YOUR TASK =
Recast the stretch of the material from the line containing "tab-depth[interactable]: 深度图 <box>324" through the line containing "candle-up <box>109 222 117 235</box>", both included, as a JSON list of strings with one string per line and blank lines omitted.

SUPPLIED MATERIAL =
== == ==
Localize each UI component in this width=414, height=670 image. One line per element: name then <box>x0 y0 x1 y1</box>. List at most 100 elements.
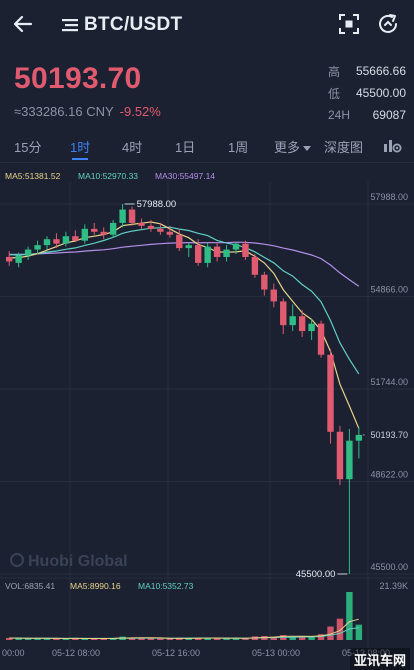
tab-depth[interactable]: 深度图 <box>324 140 364 155</box>
volume-bar <box>109 637 117 640</box>
volume-bar <box>15 638 22 640</box>
scan-frame-icon[interactable] <box>338 13 360 35</box>
volume-bar <box>289 636 296 640</box>
candle-down <box>336 431 344 480</box>
ma30-legend: MA30:55497.14 <box>155 171 216 181</box>
volume-bar <box>336 618 344 640</box>
price-axis-label: 48622.00 <box>370 470 408 480</box>
volume-bar <box>346 592 353 640</box>
chart-settings-icon[interactable] <box>382 136 402 154</box>
vol-ma10-line <box>9 627 359 639</box>
price-axis-label: 57988.00 <box>370 192 408 202</box>
price-axis-label: 54866.00 <box>370 285 408 295</box>
volume-bar <box>242 637 249 640</box>
candle-down <box>128 209 136 223</box>
ma30-line <box>9 241 360 287</box>
watermark-text: Huobi Global <box>28 553 128 570</box>
candle-down <box>138 222 145 226</box>
volume-bar <box>232 638 240 640</box>
time-label: 05-12 08:00 <box>52 648 100 658</box>
volume-bar <box>157 638 164 640</box>
tab-1w[interactable]: 1周 <box>228 140 249 155</box>
volume-bar <box>185 638 192 640</box>
candle-up <box>109 222 117 235</box>
candle-down <box>270 289 277 302</box>
ma5-legend: MA5:51381.52 <box>5 171 61 181</box>
site-watermark: 亚讯车网 <box>349 648 410 670</box>
active-tab-indicator <box>72 158 88 160</box>
candle-down <box>317 323 325 355</box>
price-axis: 57988.00 54866.00 51744.00 48622.00 45500.00 <box>370 192 408 572</box>
candle-down <box>261 274 268 290</box>
volume-bar <box>298 636 306 640</box>
cny-price: ≈333286.16 CNY <box>14 104 114 119</box>
volume-bar <box>176 637 183 640</box>
candle-up <box>289 316 296 326</box>
volume-bar <box>138 638 145 640</box>
price-sub: ≈333286.16 CNY -9.52% <box>14 104 161 119</box>
tab-15m[interactable]: 15分 <box>14 140 42 155</box>
vol-legend: VOL:6835.41 <box>5 581 55 591</box>
candle-down <box>166 231 174 235</box>
candle-down <box>327 354 334 432</box>
candle-up <box>223 249 230 257</box>
candle-up <box>185 245 192 249</box>
volume-bar <box>62 638 70 640</box>
volume-bar <box>213 638 221 640</box>
price-change: -9.52% <box>119 104 161 119</box>
candle-down <box>91 228 98 232</box>
tabs-divider <box>0 162 414 163</box>
last-price-tag: 50193.70 <box>370 430 408 440</box>
volume-bar <box>317 634 325 640</box>
candle-up <box>15 255 22 263</box>
candle-down <box>6 256 13 262</box>
candle-down <box>53 239 60 244</box>
volume-bar <box>327 626 334 640</box>
ma10-line <box>9 226 360 375</box>
low-value: 45500.00 <box>355 86 406 100</box>
huobi-watermark: Huobi Global <box>10 553 128 570</box>
menu-lines-icon <box>62 19 78 32</box>
pair-selector[interactable]: BTC/USDT <box>62 14 182 36</box>
tab-more-label: 更多 <box>274 140 301 155</box>
candle-up <box>308 323 315 332</box>
volume-bar <box>147 638 155 640</box>
volume-bar <box>223 638 230 640</box>
refresh-star-icon[interactable] <box>376 12 400 36</box>
candle-down <box>195 245 202 263</box>
low-label: 低 <box>328 86 341 101</box>
candle-up <box>34 245 41 250</box>
candle-up <box>355 434 363 441</box>
tab-4h[interactable]: 4时 <box>122 140 143 155</box>
kline-chart[interactable]: Huobi Global 57988.00 54866.00 51744.00 486… <box>0 182 414 670</box>
vol-label: 24H <box>328 108 351 122</box>
time-axis: 00:00 05-12 08:00 05-12 16:00 05-13 00:00 05… <box>2 648 390 658</box>
time-label: 00:00 <box>2 648 25 658</box>
candle-down <box>280 301 287 326</box>
ma10-legend: MA10:52970.33 <box>78 171 139 181</box>
volume-bar <box>128 637 136 640</box>
candle-up <box>204 246 211 263</box>
top-bar: BTC/USDT <box>0 0 414 52</box>
max-price-label: 57988.00 <box>137 199 177 210</box>
volume-bar <box>34 638 41 640</box>
price-axis-label: 45500.00 <box>370 562 408 572</box>
volume-bar <box>355 624 363 640</box>
candle-down <box>251 256 259 275</box>
price-axis-label: 51744.00 <box>370 377 408 387</box>
vol-ma5-legend: MA5:8990.16 <box>70 581 121 591</box>
candle-down <box>157 228 164 232</box>
volume-bar <box>100 638 107 640</box>
tab-1d[interactable]: 1日 <box>175 140 196 155</box>
candle-down <box>147 225 155 229</box>
volume-bar <box>6 637 13 640</box>
volume-panel: VOL:6835.41 MA5:8990.16 MA10:5352.73 21.39K <box>0 577 414 640</box>
tab-more[interactable]: 更多 <box>274 137 312 156</box>
arrow-left-icon[interactable] <box>10 11 36 37</box>
pair-title: BTC/USDT <box>84 14 183 35</box>
tab-1h[interactable]: 1时 <box>70 140 91 155</box>
candle-down <box>176 234 183 249</box>
candles <box>6 204 363 574</box>
candle-up <box>119 209 126 223</box>
candle-down <box>72 236 79 241</box>
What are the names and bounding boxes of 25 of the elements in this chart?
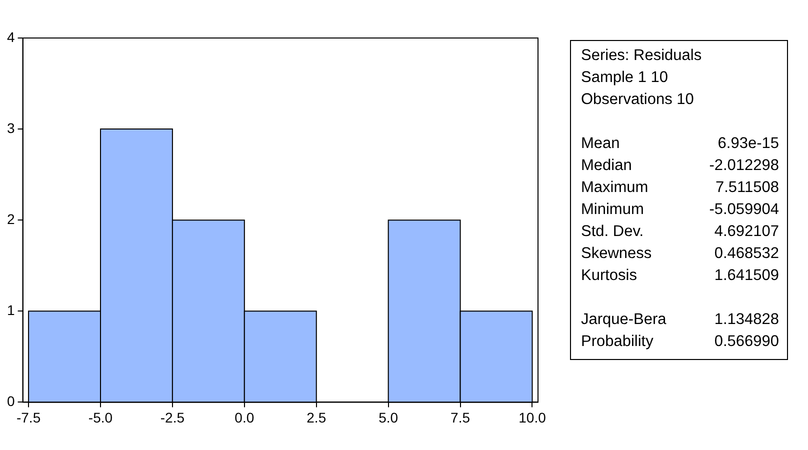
- text: Std. Dev. 4.692107: [581, 223, 779, 240]
- y-tick-label: 1: [6, 302, 15, 318]
- text: Minimum -5.059904: [581, 201, 779, 218]
- x-tick-label: -5.0: [88, 409, 113, 426]
- text: Skewness 0.468532: [581, 245, 779, 262]
- x-tick-label: 10.0: [518, 409, 546, 426]
- text: Probability 0.566990: [581, 333, 779, 350]
- x-tick-label: -2.5: [160, 409, 185, 426]
- text: Mean 6.93e-15: [581, 135, 779, 152]
- text: Series: Residuals: [581, 46, 703, 66]
- text: Maximum 7.511508: [581, 179, 779, 196]
- x-tick-label: -7.5: [16, 409, 41, 426]
- text: Observations 10: [581, 90, 695, 110]
- text: Kurtosis 1.641509: [581, 267, 779, 284]
- x-tick-label: 0.0: [234, 409, 254, 426]
- x-tick-label: 2.5: [306, 409, 326, 426]
- y-tick-label: 4: [6, 28, 15, 45]
- y-tick-label: 3: [6, 120, 15, 136]
- y-tick-label: 0: [6, 393, 15, 410]
- text: Sample 1 10: [581, 68, 670, 88]
- y-tick-label: 2: [6, 210, 15, 227]
- x-tick-label: 7.5: [450, 409, 470, 426]
- x-tick-label: 5.0: [378, 409, 398, 426]
- text: Jarque-Bera 1.134828: [581, 311, 779, 328]
- text: Median -2.012298: [581, 157, 779, 174]
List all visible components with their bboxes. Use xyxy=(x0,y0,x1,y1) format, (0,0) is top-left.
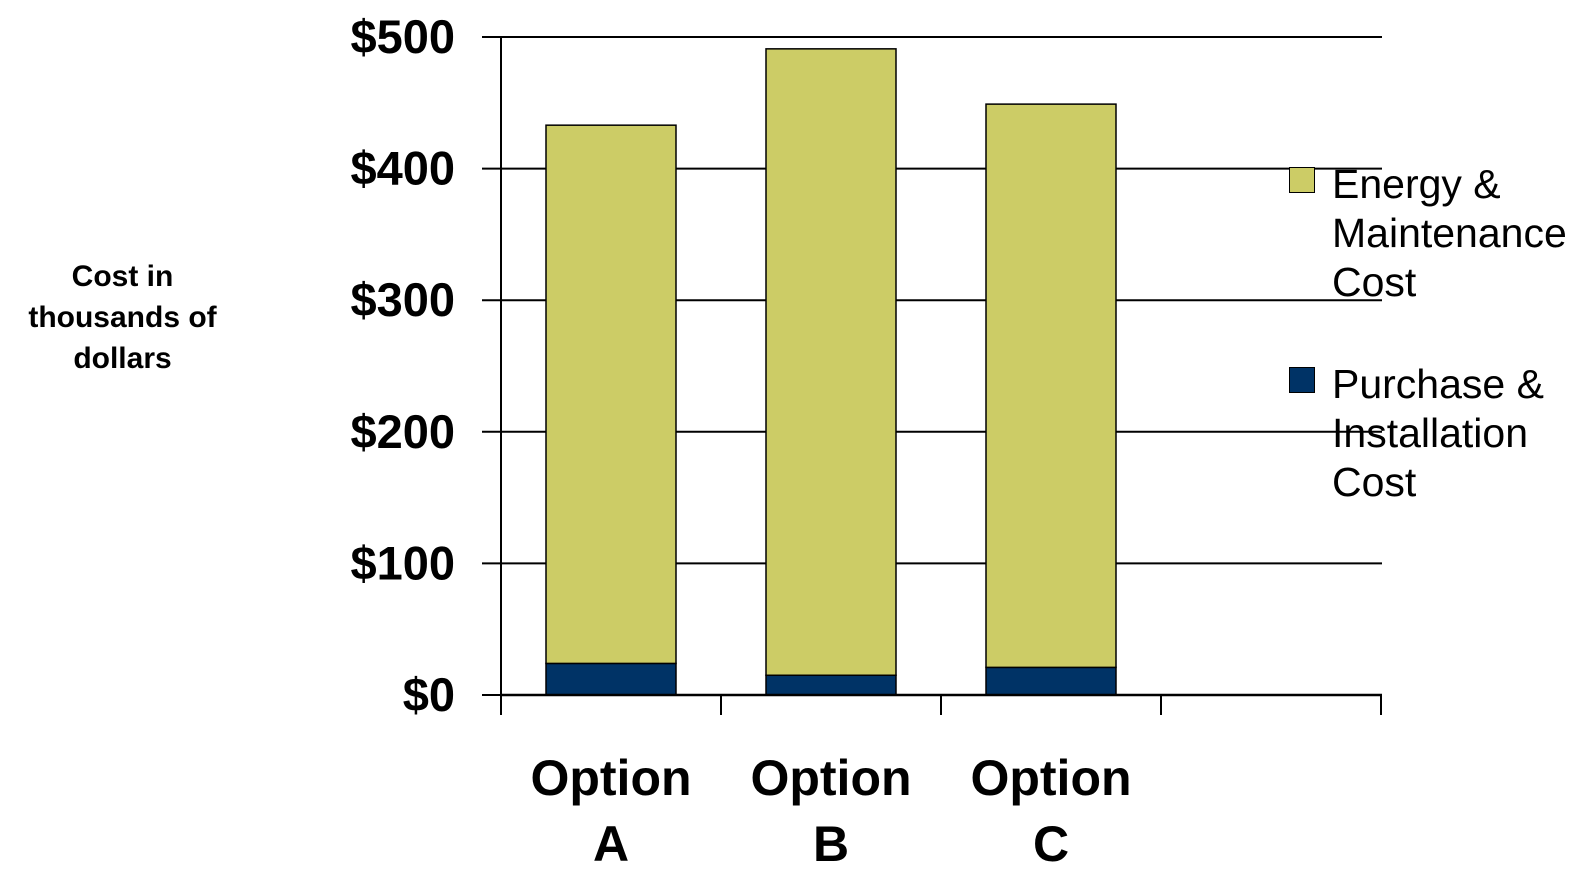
bar-segment-purchase-installation xyxy=(985,666,1117,696)
y-tick-label: $300 xyxy=(350,273,455,326)
bar-segment-energy-maintenance xyxy=(765,48,897,677)
y-tick-label: $400 xyxy=(350,142,455,195)
y-tick-label: $0 xyxy=(403,668,455,721)
y-tick-label: $500 xyxy=(350,10,455,63)
bars xyxy=(545,48,1117,696)
y-tick-label: $100 xyxy=(350,536,455,589)
legend-swatch-energy-maintenance xyxy=(1289,167,1315,193)
axes xyxy=(500,37,1382,715)
x-category-label: Option C xyxy=(970,750,1131,872)
x-category-label: Option A xyxy=(530,750,691,872)
bar-segment-energy-maintenance xyxy=(545,124,677,665)
y-tick-labels: $0 $100 $200 $300 $400 $500 xyxy=(350,10,455,721)
bar-segment-purchase-installation xyxy=(765,674,897,696)
x-category-labels: Option A Option B Option C xyxy=(530,750,1131,872)
bar-segment-purchase-installation xyxy=(545,662,677,696)
y-axis-label: Cost in thousands of dollars xyxy=(28,260,217,375)
y-tick-label: $200 xyxy=(350,405,455,458)
legend-label-energy-maintenance: Energy & Maintenance Cost xyxy=(1332,161,1567,305)
bar-segment-energy-maintenance xyxy=(985,103,1117,669)
x-category-label: Option B xyxy=(750,750,911,872)
legend-label-purchase-installation: Purchase & Installation Cost xyxy=(1332,361,1544,505)
legend-swatch-purchase-installation xyxy=(1289,367,1315,393)
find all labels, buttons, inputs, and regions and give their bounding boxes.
== == ==
EXERCISE RESPONSE =
[
  "tab-depth[interactable]: 深度图 <box>324 140 364 155</box>",
  "volume-bar <box>109 637 117 640</box>",
  "volume-bar <box>15 638 22 640</box>",
  "scan-frame-icon[interactable] <box>338 13 360 35</box>",
  "volume-bar <box>289 636 296 640</box>",
  "candle-down <box>336 431 344 480</box>",
  "ma30-legend: MA30:55497.14 <box>155 171 216 181</box>",
  "volume-bar <box>336 618 344 640</box>",
  "price-axis-label: 48622.00 <box>370 470 408 480</box>",
  "volume-bar <box>346 592 353 640</box>",
  "chart-settings-icon[interactable] <box>382 136 402 154</box>",
  "vol-ma10-line <box>9 627 359 639</box>",
  "price-axis-label: 57988.00 <box>370 192 408 202</box>",
  "price-axis-label: 54866.00 <box>370 285 408 295</box>",
  "volume-bar <box>242 637 249 640</box>",
  "candle-down <box>128 209 136 223</box>",
  "ma30-line <box>9 241 360 287</box>",
  "watermark-text: Huobi Global <box>28 553 128 570</box>",
  "candle-down <box>138 222 145 226</box>",
  "volume-bar <box>232 638 240 640</box>",
  "time-label: 05-12 08:00 <box>52 648 100 658</box>",
  "volume-bar <box>157 638 164 640</box>",
  "tab-1w[interactable]: 1周 <box>228 140 249 155</box>",
  "volume-bar <box>185 638 192 640</box>",
  "candle-up <box>109 222 117 235</box>"
]